Reproduce the listing word for word. Skip any image.

________

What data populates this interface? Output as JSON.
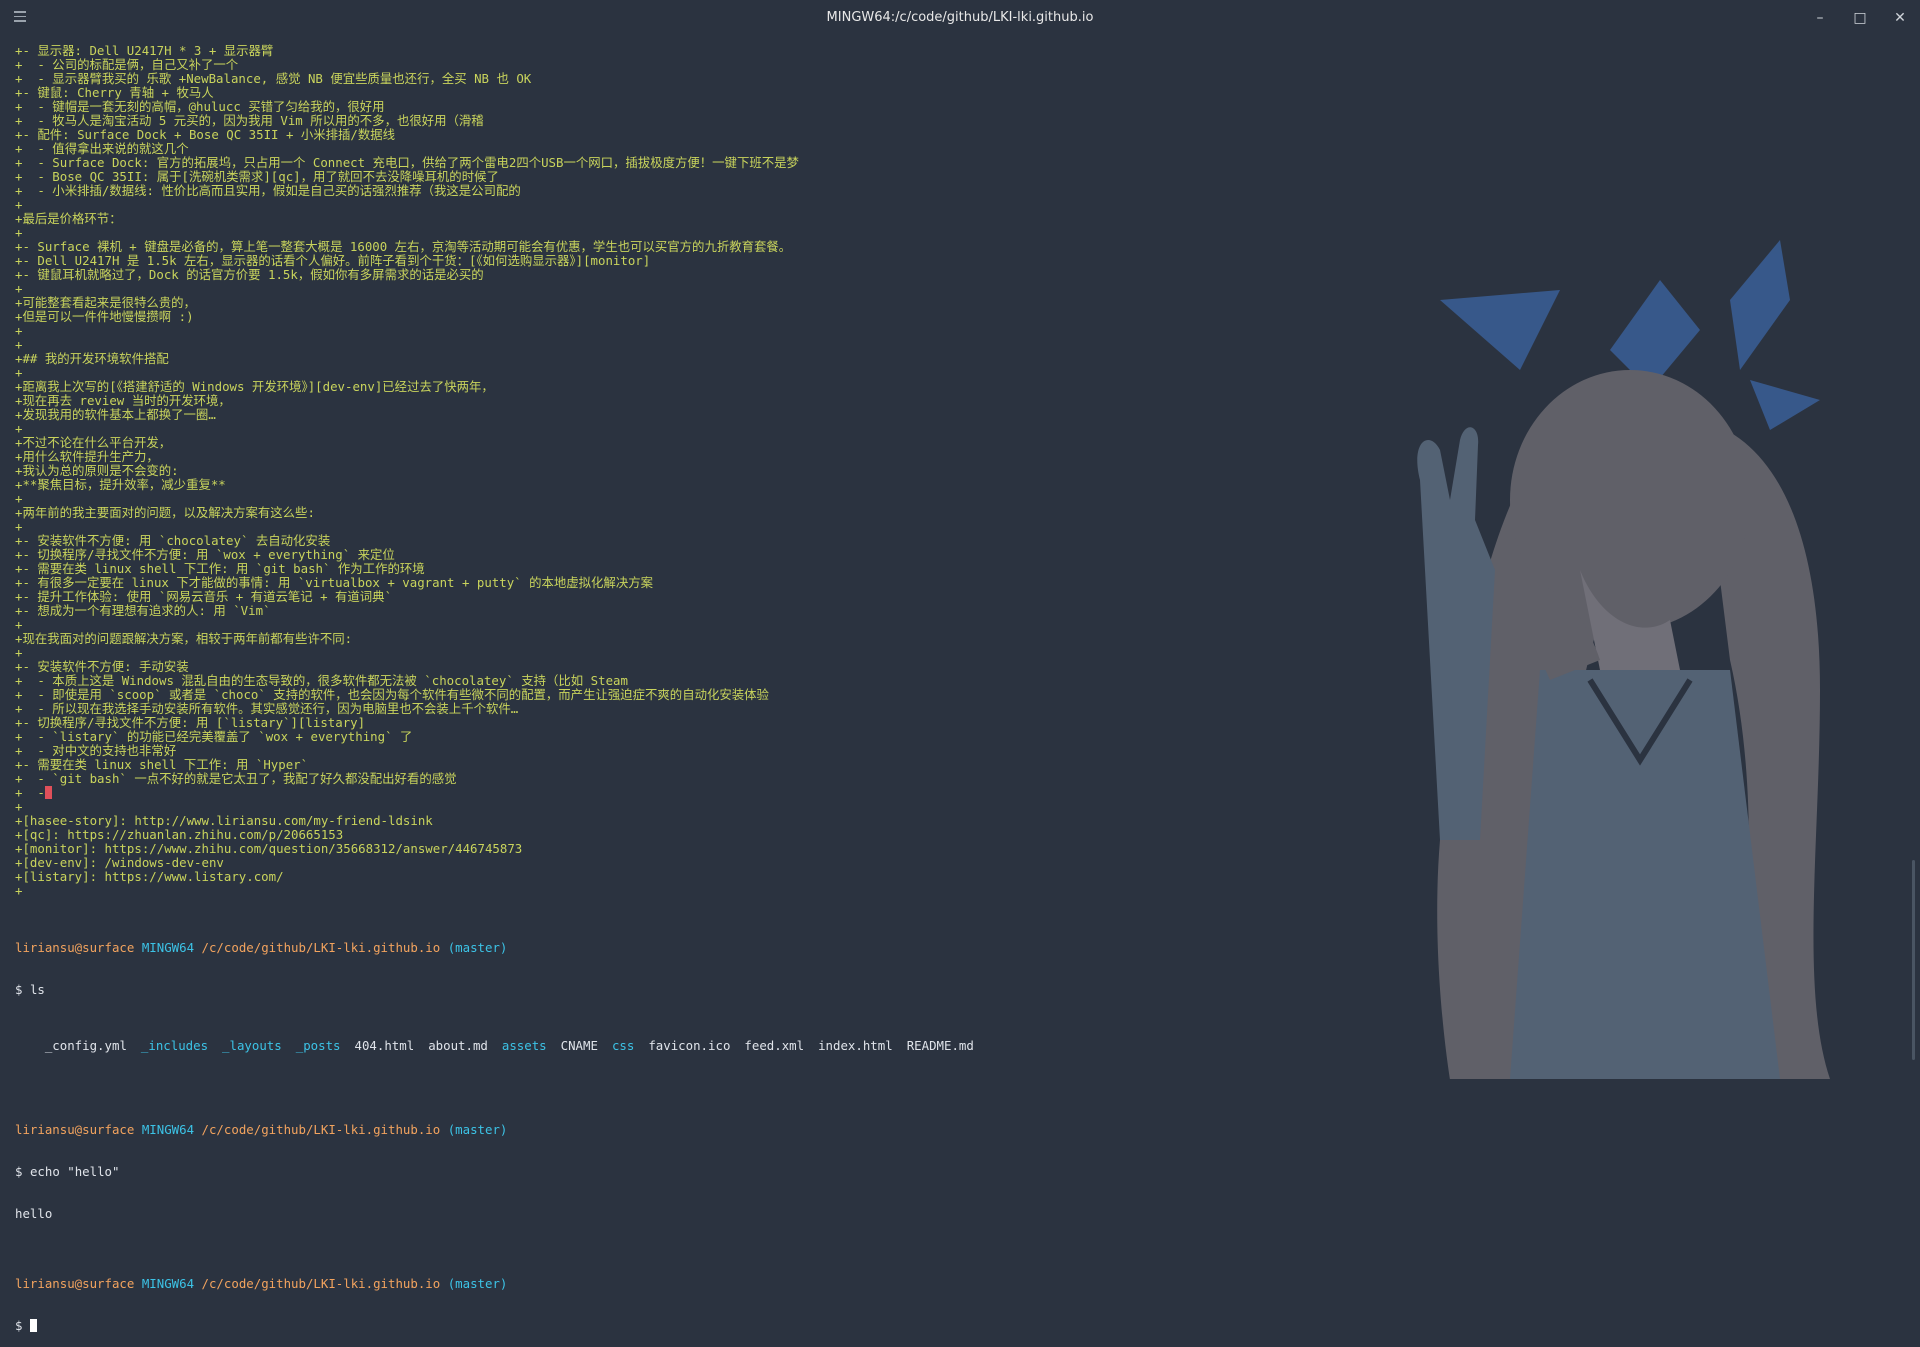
{
  "window": {
    "title": "MINGW64:/c/code/github/LKI-lki.github.io",
    "controls": [
      "minimize",
      "maximize",
      "close"
    ]
  },
  "diff_lines": [
    "+- 显示器: Dell U2417H * 3 + 显示器臂",
    "+  - 公司的标配是俩，自己又补了一个",
    "+  - 显示器臂我买的 乐歌 +NewBalance, 感觉 NB 便宜些质量也还行，全买 NB 也 OK",
    "+- 键鼠: Cherry 青轴 + 牧马人",
    "+  - 键帽是一套无刻的高帽，@hulucc 买错了匀给我的，很好用",
    "+  - 牧马人是淘宝活动 5 元买的，因为我用 Vim 所以用的不多，也很好用（滑稽",
    "+- 配件: Surface Dock + Bose QC 35II + 小米排插/数据线",
    "+  - 值得拿出来说的就这几个",
    "+  - Surface Dock: 官方的拓展坞，只占用一个 Connect 充电口，供给了两个雷电2四个USB一个网口，插拔极度方便！一键下班不是梦",
    "+  - Bose QC 35II: 属于[洗碗机类需求][qc]，用了就回不去没降噪耳机的时候了",
    "+  - 小米排插/数据线: 性价比高而且实用，假如是自己买的话强烈推荐（我这是公司配的",
    "+",
    "+最后是价格环节：",
    "+",
    "+- Surface 裸机 + 键盘是必备的，算上笔一整套大概是 16000 左右，京淘等活动期可能会有优惠，学生也可以买官方的九折教育套餐。",
    "+- Dell U2417H 是 1.5k 左右，显示器的话看个人偏好。前阵子看到个干货：[《如何选购显示器》][monitor]",
    "+- 键鼠耳机就略过了，Dock 的话官方价要 1.5k，假如你有多屏需求的话是必买的",
    "+",
    "+可能整套看起来是很特么贵的，",
    "+但是可以一件件地慢慢攒啊 :)",
    "+",
    "+",
    "+## 我的开发环境软件搭配",
    "+",
    "+距离我上次写的[《搭建舒适的 Windows 开发环境》][dev-env]已经过去了快两年，",
    "+现在再去 review 当时的开发环境，",
    "+发现我用的软件基本上都换了一圈…",
    "+",
    "+不过不论在什么平台开发，",
    "+用什么软件提升生产力，",
    "+我认为总的原则是不会变的:",
    "+**聚焦目标，提升效率，减少重复**",
    "+",
    "+两年前的我主要面对的问题，以及解决方案有这么些:",
    "+",
    "+- 安装软件不方便: 用 `chocolatey` 去自动化安装",
    "+- 切换程序/寻找文件不方便: 用 `wox + everything` 来定位",
    "+- 需要在类 linux shell 下工作: 用 `git bash` 作为工作的环境",
    "+- 有很多一定要在 linux 下才能做的事情: 用 `virtualbox + vagrant + putty` 的本地虚拟化解决方案",
    "+- 提升工作体验: 使用 `网易云音乐 + 有道云笔记 + 有道词典`",
    "+- 想成为一个有理想有追求的人: 用 `Vim`",
    "+",
    "+现在我面对的问题跟解决方案，相较于两年前都有些许不同:",
    "+",
    "+- 安装软件不方便: 手动安装",
    "+  - 本质上这是 Windows 混乱自由的生态导致的，很多软件都无法被 `chocolatey` 支持（比如 Steam",
    "+  - 即使是用 `scoop` 或者是 `choco` 支持的软件，也会因为每个软件有些微不同的配置，而产生让强迫症不爽的自动化安装体验",
    "+  - 所以现在我选择手动安装所有软件。其实感觉还行，因为电脑里也不会装上千个软件…",
    "+- 切换程序/寻找文件不方便: 用 [`listary`][listary]",
    "+  - `listary` 的功能已经完美覆盖了 `wox + everything` 了",
    "+  - 对中文的支持也非常好",
    "+- 需要在类 linux shell 下工作: 用 `Hyper`",
    "+  - `git bash` 一点不好的就是它太丑了，我配了好久都没配出好看的感觉",
    "+  -",
    "+",
    "+[hasee-story]: http://www.liriansu.com/my-friend-ldsink",
    "+[qc]: https://zhuanlan.zhihu.com/p/20665153",
    "+[monitor]: https://www.zhihu.com/question/35668312/answer/446745873",
    "+[dev-env]: /windows-dev-env",
    "+[listary]: https://www.listary.com/",
    "+"
  ],
  "prompt": {
    "user": "liriansu@surface",
    "host": "MINGW64",
    "path": "/c/code/github/LKI-lki.github.io",
    "branch": "(master)",
    "symbol": "$"
  },
  "commands": {
    "ls": "ls",
    "echo": "echo \"hello\"",
    "echo_output": "hello"
  },
  "ls_output": {
    "files": [
      "_config.yml",
      "404.html",
      "about.md",
      "CNAME",
      "favicon.ico",
      "feed.xml",
      "index.html",
      "README.md"
    ],
    "dirs": [
      "_includes",
      "_layouts",
      "_posts",
      "assets",
      "css"
    ]
  },
  "colors": {
    "background": "#2b3340",
    "diff_text": "#c9d45c",
    "user": "#f2a35e",
    "host": "#3cc3e6",
    "art_hair": "#6a6870",
    "art_ribbon": "#3a5f97"
  }
}
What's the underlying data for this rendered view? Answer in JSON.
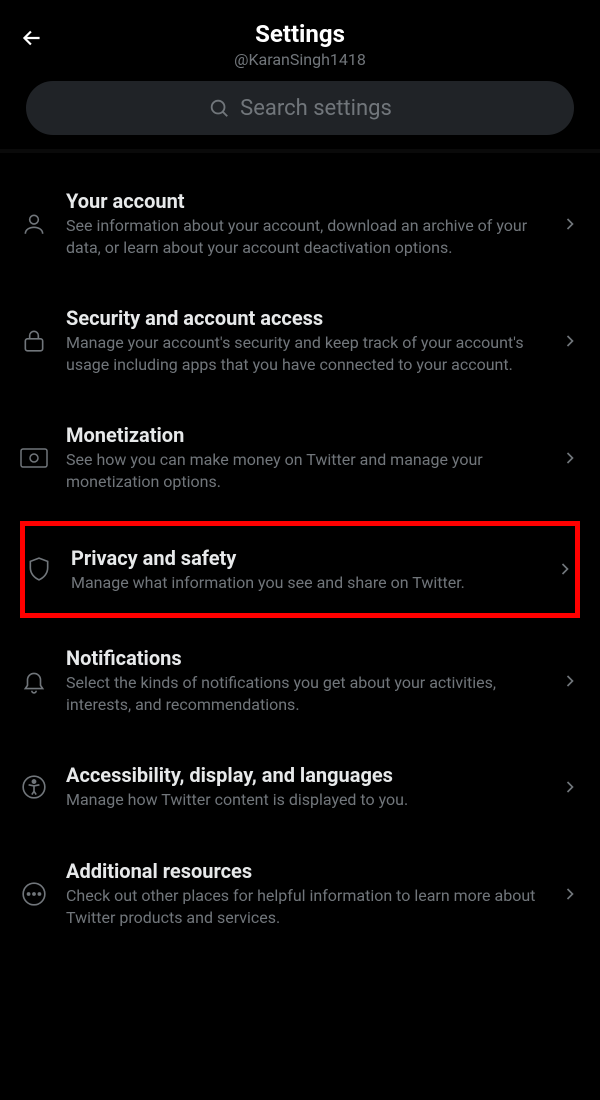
{
  "header": {
    "title": "Settings",
    "username": "@KaranSingh1418"
  },
  "search": {
    "placeholder": "Search settings"
  },
  "settings": [
    {
      "title": "Your account",
      "desc": "See information about your account, download an archive of your data, or learn about your account deactivation options."
    },
    {
      "title": "Security and account access",
      "desc": "Manage your account's security and keep track of your account's usage including apps that you have connected to your account."
    },
    {
      "title": "Monetization",
      "desc": "See how you can make money on Twitter and manage your monetization options."
    },
    {
      "title": "Privacy and safety",
      "desc": "Manage what information you see and share on Twitter."
    },
    {
      "title": "Notifications",
      "desc": "Select the kinds of notifications you get about your activities, interests, and recommendations."
    },
    {
      "title": "Accessibility, display, and languages",
      "desc": "Manage how Twitter content is displayed to you."
    },
    {
      "title": "Additional resources",
      "desc": "Check out other places for helpful information to learn more about Twitter products and services."
    }
  ]
}
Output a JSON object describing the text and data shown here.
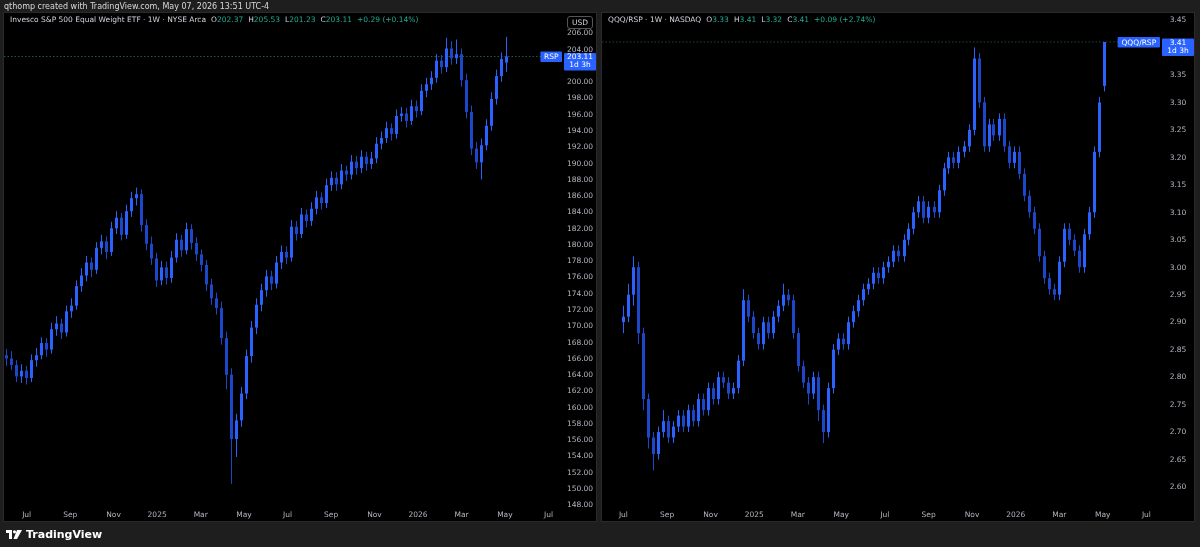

________

▸ **Exercise solution**:
What data populates this interface? Output as JSON.
{
  "window": {
    "title": "MINGW64:/c/code/github/LKI-lki.github.io",
    "controls": [
      "minimize",
      "maximize",
      "close"
    ]
  },
  "diff_lines": [
    "+- 显示器: Dell U2417H * 3 + 显示器臂",
    "+  - 公司的标配是俩，自己又补了一个",
    "+  - 显示器臂我买的 乐歌 +NewBalance, 感觉 NB 便宜些质量也还行，全买 NB 也 OK",
    "+- 键鼠: Cherry 青轴 + 牧马人",
    "+  - 键帽是一套无刻的高帽，@hulucc 买错了匀给我的，很好用",
    "+  - 牧马人是淘宝活动 5 元买的，因为我用 Vim 所以用的不多，也很好用（滑稽",
    "+- 配件: Surface Dock + Bose QC 35II + 小米排插/数据线",
    "+  - 值得拿出来说的就这几个",
    "+  - Surface Dock: 官方的拓展坞，只占用一个 Connect 充电口，供给了两个雷电2四个USB一个网口，插拔极度方便！一键下班不是梦",
    "+  - Bose QC 35II: 属于[洗碗机类需求][qc]，用了就回不去没降噪耳机的时候了",
    "+  - 小米排插/数据线: 性价比高而且实用，假如是自己买的话强烈推荐（我这是公司配的",
    "+",
    "+最后是价格环节：",
    "+",
    "+- Surface 裸机 + 键盘是必备的，算上笔一整套大概是 16000 左右，京淘等活动期可能会有优惠，学生也可以买官方的九折教育套餐。",
    "+- Dell U2417H 是 1.5k 左右，显示器的话看个人偏好。前阵子看到个干货：[《如何选购显示器》][monitor]",
    "+- 键鼠耳机就略过了，Dock 的话官方价要 1.5k，假如你有多屏需求的话是必买的",
    "+",
    "+可能整套看起来是很特么贵的，",
    "+但是可以一件件地慢慢攒啊 :)",
    "+",
    "+",
    "+## 我的开发环境软件搭配",
    "+",
    "+距离我上次写的[《搭建舒适的 Windows 开发环境》][dev-env]已经过去了快两年，",
    "+现在再去 review 当时的开发环境，",
    "+发现我用的软件基本上都换了一圈…",
    "+",
    "+不过不论在什么平台开发，",
    "+用什么软件提升生产力，",
    "+我认为总的原则是不会变的:",
    "+**聚焦目标，提升效率，减少重复**",
    "+",
    "+两年前的我主要面对的问题，以及解决方案有这么些:",
    "+",
    "+- 安装软件不方便: 用 `chocolatey` 去自动化安装",
    "+- 切换程序/寻找文件不方便: 用 `wox + everything` 来定位",
    "+- 需要在类 linux shell 下工作: 用 `git bash` 作为工作的环境",
    "+- 有很多一定要在 linux 下才能做的事情: 用 `virtualbox + vagrant + putty` 的本地虚拟化解决方案",
    "+- 提升工作体验: 使用 `网易云音乐 + 有道云笔记 + 有道词典`",
    "+- 想成为一个有理想有追求的人: 用 `Vim`",
    "+",
    "+现在我面对的问题跟解决方案，相较于两年前都有些许不同:",
    "+",
    "+- 安装软件不方便: 手动安装",
    "+  - 本质上这是 Windows 混乱自由的生态导致的，很多软件都无法被 `chocolatey` 支持（比如 Steam",
    "+  - 即使是用 `scoop` 或者是 `choco` 支持的软件，也会因为每个软件有些微不同的配置，而产生让强迫症不爽的自动化安装体验",
    "+  - 所以现在我选择手动安装所有软件。其实感觉还行，因为电脑里也不会装上千个软件…",
    "+- 切换程序/寻找文件不方便: 用 [`listary`][listary]",
    "+  - `listary` 的功能已经完美覆盖了 `wox + everything` 了",
    "+  - 对中文的支持也非常好",
    "+- 需要在类 linux shell 下工作: 用 `Hyper`",
    "+  - `git bash` 一点不好的就是它太丑了，我配了好久都没配出好看的感觉",
    "+  -",
    "+",
    "+[hasee-story]: http://www.liriansu.com/my-friend-ldsink",
    "+[qc]: https://zhuanlan.zhihu.com/p/20665153",
    "+[monitor]: https://www.zhihu.com/question/35668312/answer/446745873",
    "+[dev-env]: /windows-dev-env",
    "+[listary]: https://www.listary.com/",
    "+"
  ],
  "prompt": {
    "user": "liriansu@surface",
    "host": "MINGW64",
    "path": "/c/code/github/LKI-lki.github.io",
    "branch": "(master)",
    "symbol": "$"
  },
  "commands": {
    "ls": "ls",
    "echo": "echo \"hello\"",
    "echo_output": "hello"
  },
  "ls_output": {
    "files": [
      "_config.yml",
      "404.html",
      "about.md",
      "CNAME",
      "favicon.ico",
      "feed.xml",
      "index.html",
      "README.md"
    ],
    "dirs": [
      "_includes",
      "_layouts",
      "_posts",
      "assets",
      "css"
    ]
  },
  "colors": {
    "background": "#2b3340",
    "diff_text": "#c9d45c",
    "user": "#f2a35e",
    "host": "#3cc3e6",
    "art_hair": "#6a6870",
    "art_ribbon": "#3a5f97"
  }
}
What's the underlying data for this rendered view? Answer in JSON.
{
  "header": {
    "title": "Settings",
    "username": "@KaranSingh1418"
  },
  "search": {
    "placeholder": "Search settings"
  },
  "settings": [
    {
      "title": "Your account",
      "desc": "See information about your account, download an archive of your data, or learn about your account deactivation options."
    },
    {
      "title": "Security and account access",
      "desc": "Manage your account's security and keep track of your account's usage including apps that you have connected to your account."
    },
    {
      "title": "Monetization",
      "desc": "See how you can make money on Twitter and manage your monetization options."
    },
    {
      "title": "Privacy and safety",
      "desc": "Manage what information you see and share on Twitter."
    },
    {
      "title": "Notifications",
      "desc": "Select the kinds of notifications you get about your activities, interests, and recommendations."
    },
    {
      "title": "Accessibility, display, and languages",
      "desc": "Manage how Twitter content is displayed to you."
    },
    {
      "title": "Additional resources",
      "desc": "Check out other places for helpful information to learn more about Twitter products and services."
    }
  ]
}
Output a JSON object describing the text and data shown here.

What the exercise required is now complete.